**Exercise description:** Output all entries verbatim. Skip pictures.

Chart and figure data
+ + + +

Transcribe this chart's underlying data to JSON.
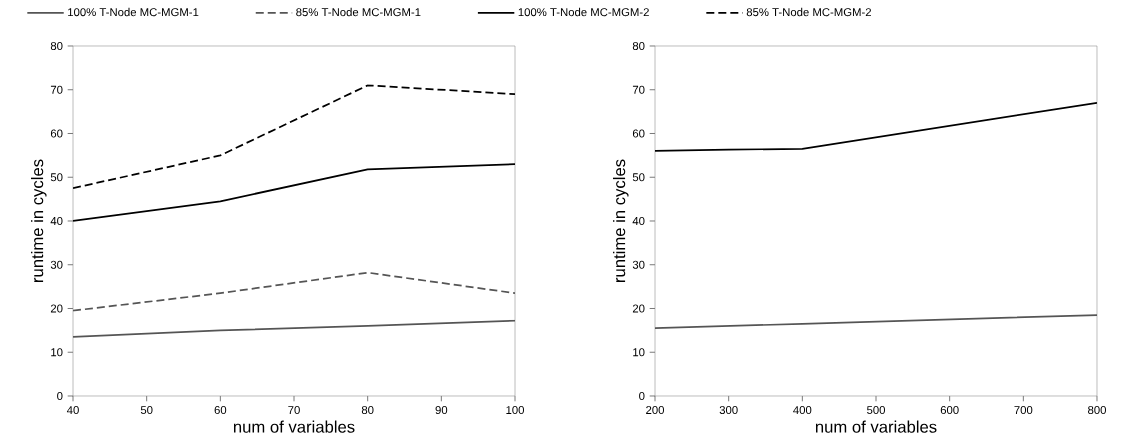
{
  "chart_data": [
    {
      "type": "line",
      "xlabel": "num of variables",
      "ylabel": "runtime in cycles",
      "xlim": [
        40,
        100
      ],
      "xticks": [
        40,
        50,
        60,
        70,
        80,
        90,
        100
      ],
      "ylim": [
        0,
        80
      ],
      "yticks": [
        0,
        10,
        20,
        30,
        40,
        50,
        60,
        70,
        80
      ],
      "legend": "top",
      "grid": false,
      "marker": "none",
      "series": [
        {
          "name": "100% T-Node MC-MGM-1",
          "color": "#555555",
          "line_style": "solid",
          "x": [
            40,
            60,
            80,
            100
          ],
          "values": [
            13.5,
            15,
            16,
            17.2
          ]
        },
        {
          "name": "85% T-Node MC-MGM-1",
          "color": "#555555",
          "line_style": "dashed",
          "x": [
            40,
            60,
            80,
            100
          ],
          "values": [
            19.5,
            23.5,
            28.2,
            23.5
          ]
        },
        {
          "name": "100% T-Node MC-MGM-2",
          "color": "#000000",
          "line_style": "solid",
          "x": [
            40,
            60,
            80,
            100
          ],
          "values": [
            40,
            44.5,
            51.8,
            53
          ]
        },
        {
          "name": "85% T-Node MC-MGM-2",
          "color": "#000000",
          "line_style": "dashed",
          "x": [
            40,
            60,
            80,
            100
          ],
          "values": [
            47.5,
            55,
            71,
            69
          ]
        }
      ]
    },
    {
      "type": "line",
      "xlabel": "num of variables",
      "ylabel": "runtime in cycles",
      "xlim": [
        200,
        800
      ],
      "xticks": [
        200,
        300,
        400,
        500,
        600,
        700,
        800
      ],
      "ylim": [
        0,
        80
      ],
      "yticks": [
        0,
        10,
        20,
        30,
        40,
        50,
        60,
        70,
        80
      ],
      "grid": false,
      "marker": "none",
      "series": [
        {
          "color": "#555555",
          "line_style": "solid",
          "x": [
            200,
            400,
            800
          ],
          "values": [
            15.5,
            16.5,
            18.5
          ]
        },
        {
          "color": "#000000",
          "line_style": "solid",
          "x": [
            200,
            300,
            400,
            800
          ],
          "values": [
            56,
            56.3,
            56.5,
            67
          ]
        }
      ]
    }
  ]
}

+ + + +

**Solution:**
Transcribe this chart's underlying data to JSON.
{
  "chart_data": [
    {
      "type": "line",
      "xlabel": "num of variables",
      "ylabel": "runtime in cycles",
      "xlim": [
        40,
        100
      ],
      "xticks": [
        40,
        50,
        60,
        70,
        80,
        90,
        100
      ],
      "ylim": [
        0,
        80
      ],
      "yticks": [
        0,
        10,
        20,
        30,
        40,
        50,
        60,
        70,
        80
      ],
      "legend": "top",
      "grid": false,
      "marker": "none",
      "series": [
        {
          "name": "100% T-Node MC-MGM-1",
          "color": "#555555",
          "line_style": "solid",
          "x": [
            40,
            60,
            80,
            100
          ],
          "values": [
            13.5,
            15,
            16,
            17.2
          ]
        },
        {
          "name": "85% T-Node MC-MGM-1",
          "color": "#555555",
          "line_style": "dashed",
          "x": [
            40,
            60,
            80,
            100
          ],
          "values": [
            19.5,
            23.5,
            28.2,
            23.5
          ]
        },
        {
          "name": "100% T-Node MC-MGM-2",
          "color": "#000000",
          "line_style": "solid",
          "x": [
            40,
            60,
            80,
            100
          ],
          "values": [
            40,
            44.5,
            51.8,
            53
          ]
        },
        {
          "name": "85% T-Node MC-MGM-2",
          "color": "#000000",
          "line_style": "dashed",
          "x": [
            40,
            60,
            80,
            100
          ],
          "values": [
            47.5,
            55,
            71,
            69
          ]
        }
      ]
    },
    {
      "type": "line",
      "xlabel": "num of variables",
      "ylabel": "runtime in cycles",
      "xlim": [
        200,
        800
      ],
      "xticks": [
        200,
        300,
        400,
        500,
        600,
        700,
        800
      ],
      "ylim": [
        0,
        80
      ],
      "yticks": [
        0,
        10,
        20,
        30,
        40,
        50,
        60,
        70,
        80
      ],
      "grid": false,
      "marker": "none",
      "series": [
        {
          "color": "#555555",
          "line_style": "solid",
          "x": [
            200,
            400,
            800
          ],
          "values": [
            15.5,
            16.5,
            18.5
          ]
        },
        {
          "color": "#000000",
          "line_style": "solid",
          "x": [
            200,
            300,
            400,
            800
          ],
          "values": [
            56,
            56.3,
            56.5,
            67
          ]
        }
      ]
    }
  ]
}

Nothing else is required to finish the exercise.